Required task
Return the listing below verbatim. Pictures do not belong in the copy.

Records supplied
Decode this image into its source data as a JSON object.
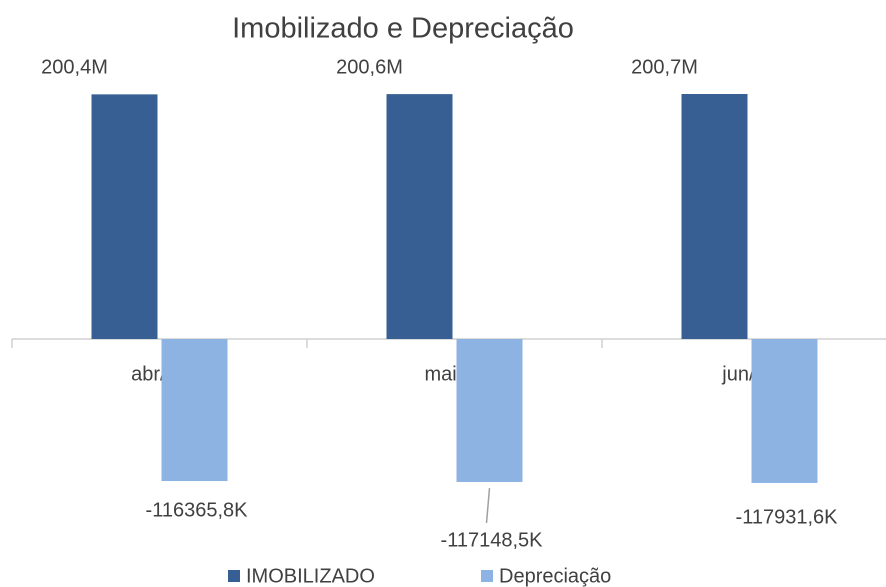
{
  "chart_data": {
    "type": "bar",
    "title": "Imobilizado e Depreciação",
    "categories": [
      "abr/23",
      "mai/23",
      "jun/23"
    ],
    "series": [
      {
        "name": "IMOBILIZADO",
        "color": "#375f93",
        "values": [
          200400000,
          200600000,
          200700000
        ],
        "value_labels": [
          "200,4M",
          "200,6M",
          "200,7M"
        ]
      },
      {
        "name": "Depreciação",
        "color": "#8db3e2",
        "values": [
          -116365800,
          -117148500,
          -117931600
        ],
        "value_labels": [
          "-116365,8K",
          "-117148,5K",
          "-117931,6K"
        ]
      }
    ],
    "legend": "bottom"
  }
}
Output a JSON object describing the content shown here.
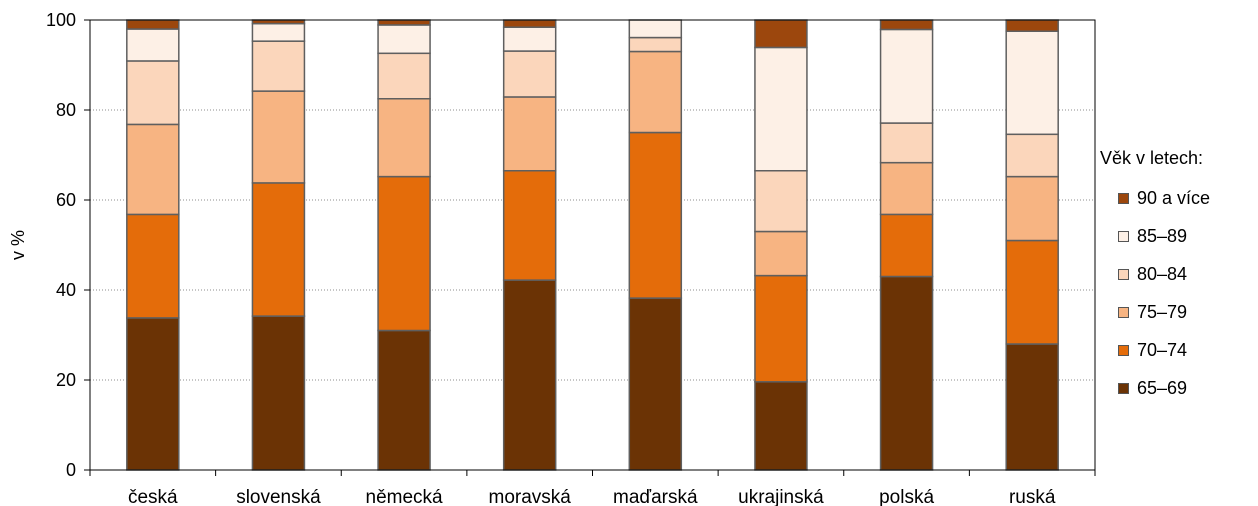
{
  "chart_data": {
    "type": "bar",
    "stacked": true,
    "ylabel": "v %",
    "ylim": [
      0,
      100
    ],
    "yticks": [
      0,
      20,
      40,
      60,
      80,
      100
    ],
    "grid": "horizontal dotted",
    "legend_title": "Věk v letech:",
    "legend_placement": "right",
    "categories": [
      "česká",
      "slovenská",
      "německá",
      "moravská",
      "maďarská",
      "ukrajinská",
      "polská",
      "ruská"
    ],
    "series": [
      {
        "name": "65–69",
        "color": "#6b3305",
        "values": [
          33.8,
          34.2,
          31.0,
          42.2,
          38.2,
          19.6,
          43.0,
          28.0
        ]
      },
      {
        "name": "70–74",
        "color": "#e46c0a",
        "values": [
          23.0,
          29.6,
          34.2,
          24.3,
          36.8,
          23.6,
          13.8,
          23.0
        ]
      },
      {
        "name": "75–79",
        "color": "#f7b482",
        "values": [
          20.0,
          20.4,
          17.3,
          16.4,
          18.0,
          9.8,
          11.5,
          14.2
        ]
      },
      {
        "name": "80–84",
        "color": "#fbd6bb",
        "values": [
          14.1,
          11.1,
          10.1,
          10.2,
          3.1,
          13.5,
          8.8,
          9.4
        ]
      },
      {
        "name": "85–89",
        "color": "#fdf0e6",
        "values": [
          7.1,
          3.9,
          6.3,
          5.3,
          3.9,
          27.4,
          20.8,
          22.9
        ]
      },
      {
        "name": "90 a více",
        "color": "#9c470d",
        "values": [
          2.0,
          0.8,
          1.1,
          1.6,
          0.0,
          6.1,
          2.1,
          2.5
        ]
      }
    ]
  }
}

In response
Decode this image into its source data as a JSON object.
{
  "chart_data": {
    "type": "bar",
    "title": "Imobilizado e Depreciação",
    "categories": [
      "abr/23",
      "mai/23",
      "jun/23"
    ],
    "series": [
      {
        "name": "IMOBILIZADO",
        "color": "#375f93",
        "values": [
          200400000,
          200600000,
          200700000
        ],
        "value_labels": [
          "200,4M",
          "200,6M",
          "200,7M"
        ]
      },
      {
        "name": "Depreciação",
        "color": "#8db3e2",
        "values": [
          -116365800,
          -117148500,
          -117931600
        ],
        "value_labels": [
          "-116365,8K",
          "-117148,5K",
          "-117931,6K"
        ]
      }
    ],
    "legend": "bottom"
  }
}
Output a JSON object describing the content shown here.
{
  "chart_data": {
    "type": "bar",
    "stacked": true,
    "ylabel": "v %",
    "ylim": [
      0,
      100
    ],
    "yticks": [
      0,
      20,
      40,
      60,
      80,
      100
    ],
    "grid": "horizontal dotted",
    "legend_title": "Věk v letech:",
    "legend_placement": "right",
    "categories": [
      "česká",
      "slovenská",
      "německá",
      "moravská",
      "maďarská",
      "ukrajinská",
      "polská",
      "ruská"
    ],
    "series": [
      {
        "name": "65–69",
        "color": "#6b3305",
        "values": [
          33.8,
          34.2,
          31.0,
          42.2,
          38.2,
          19.6,
          43.0,
          28.0
        ]
      },
      {
        "name": "70–74",
        "color": "#e46c0a",
        "values": [
          23.0,
          29.6,
          34.2,
          24.3,
          36.8,
          23.6,
          13.8,
          23.0
        ]
      },
      {
        "name": "75–79",
        "color": "#f7b482",
        "values": [
          20.0,
          20.4,
          17.3,
          16.4,
          18.0,
          9.8,
          11.5,
          14.2
        ]
      },
      {
        "name": "80–84",
        "color": "#fbd6bb",
        "values": [
          14.1,
          11.1,
          10.1,
          10.2,
          3.1,
          13.5,
          8.8,
          9.4
        ]
      },
      {
        "name": "85–89",
        "color": "#fdf0e6",
        "values": [
          7.1,
          3.9,
          6.3,
          5.3,
          3.9,
          27.4,
          20.8,
          22.9
        ]
      },
      {
        "name": "90 a více",
        "color": "#9c470d",
        "values": [
          2.0,
          0.8,
          1.1,
          1.6,
          0.0,
          6.1,
          2.1,
          2.5
        ]
      }
    ]
  }
}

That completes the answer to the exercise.